- **Problem to work on**
Quote the entries that follow exactly, leaving none out.

- **Record list**
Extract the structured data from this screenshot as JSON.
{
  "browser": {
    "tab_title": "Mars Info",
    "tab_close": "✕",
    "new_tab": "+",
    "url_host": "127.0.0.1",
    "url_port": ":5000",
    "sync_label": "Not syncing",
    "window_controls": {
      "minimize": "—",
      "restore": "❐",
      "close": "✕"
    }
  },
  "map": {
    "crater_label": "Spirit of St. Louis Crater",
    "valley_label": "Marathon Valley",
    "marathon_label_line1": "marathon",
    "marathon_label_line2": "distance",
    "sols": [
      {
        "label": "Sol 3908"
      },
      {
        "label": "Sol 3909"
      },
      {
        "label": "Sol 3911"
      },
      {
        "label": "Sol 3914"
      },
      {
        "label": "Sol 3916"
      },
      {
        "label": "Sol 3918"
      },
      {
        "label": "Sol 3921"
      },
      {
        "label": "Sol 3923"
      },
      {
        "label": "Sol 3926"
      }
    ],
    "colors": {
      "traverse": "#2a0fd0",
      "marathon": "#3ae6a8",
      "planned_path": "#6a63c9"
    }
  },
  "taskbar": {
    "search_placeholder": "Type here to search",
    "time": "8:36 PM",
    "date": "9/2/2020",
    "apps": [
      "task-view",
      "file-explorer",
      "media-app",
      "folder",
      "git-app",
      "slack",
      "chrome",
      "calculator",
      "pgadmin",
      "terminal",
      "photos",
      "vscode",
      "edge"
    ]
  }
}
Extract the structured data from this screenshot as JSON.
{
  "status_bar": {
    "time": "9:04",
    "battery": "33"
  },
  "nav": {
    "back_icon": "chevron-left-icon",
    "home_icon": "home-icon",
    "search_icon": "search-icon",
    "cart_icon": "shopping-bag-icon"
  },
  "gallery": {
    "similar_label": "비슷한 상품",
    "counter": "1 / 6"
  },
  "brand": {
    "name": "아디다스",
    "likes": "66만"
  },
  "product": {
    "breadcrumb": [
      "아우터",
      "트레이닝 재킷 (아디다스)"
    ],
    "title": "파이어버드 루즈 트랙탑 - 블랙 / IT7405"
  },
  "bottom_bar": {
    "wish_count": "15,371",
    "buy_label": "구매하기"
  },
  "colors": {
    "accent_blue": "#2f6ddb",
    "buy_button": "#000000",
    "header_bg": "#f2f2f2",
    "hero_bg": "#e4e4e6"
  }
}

- **Problem solution**
Extract the structured data from this screenshot as JSON.
{
  "browser": {
    "tab_title": "Mars Info",
    "tab_close": "✕",
    "new_tab": "+",
    "url_host": "127.0.0.1",
    "url_port": ":5000",
    "sync_label": "Not syncing",
    "window_controls": {
      "minimize": "—",
      "restore": "❐",
      "close": "✕"
    }
  },
  "map": {
    "crater_label": "Spirit of St. Louis Crater",
    "valley_label": "Marathon Valley",
    "marathon_label_line1": "marathon",
    "marathon_label_line2": "distance",
    "sols": [
      {
        "label": "Sol 3908"
      },
      {
        "label": "Sol 3909"
      },
      {
        "label": "Sol 3911"
      },
      {
        "label": "Sol 3914"
      },
      {
        "label": "Sol 3916"
      },
      {
        "label": "Sol 3918"
      },
      {
        "label": "Sol 3921"
      },
      {
        "label": "Sol 3923"
      },
      {
        "label": "Sol 3926"
      }
    ],
    "colors": {
      "traverse": "#2a0fd0",
      "marathon": "#3ae6a8",
      "planned_path": "#6a63c9"
    }
  },
  "taskbar": {
    "search_placeholder": "Type here to search",
    "time": "8:36 PM",
    "date": "9/2/2020",
    "apps": [
      "task-view",
      "file-explorer",
      "media-app",
      "folder",
      "git-app",
      "slack",
      "chrome",
      "calculator",
      "pgadmin",
      "terminal",
      "photos",
      "vscode",
      "edge"
    ]
  }
}
Extract the structured data from this screenshot as JSON.
{
  "status_bar": {
    "time": "9:04",
    "battery": "33"
  },
  "nav": {
    "back_icon": "chevron-left-icon",
    "home_icon": "home-icon",
    "search_icon": "search-icon",
    "cart_icon": "shopping-bag-icon"
  },
  "gallery": {
    "similar_label": "비슷한 상품",
    "counter": "1 / 6"
  },
  "brand": {
    "name": "아디다스",
    "likes": "66만"
  },
  "product": {
    "breadcrumb": [
      "아우터",
      "트레이닝 재킷 (아디다스)"
    ],
    "title": "파이어버드 루즈 트랙탑 - 블랙 / IT7405"
  },
  "bottom_bar": {
    "wish_count": "15,371",
    "buy_label": "구매하기"
  },
  "colors": {
    "accent_blue": "#2f6ddb",
    "buy_button": "#000000",
    "header_bg": "#f2f2f2",
    "hero_bg": "#e4e4e6"
  }
}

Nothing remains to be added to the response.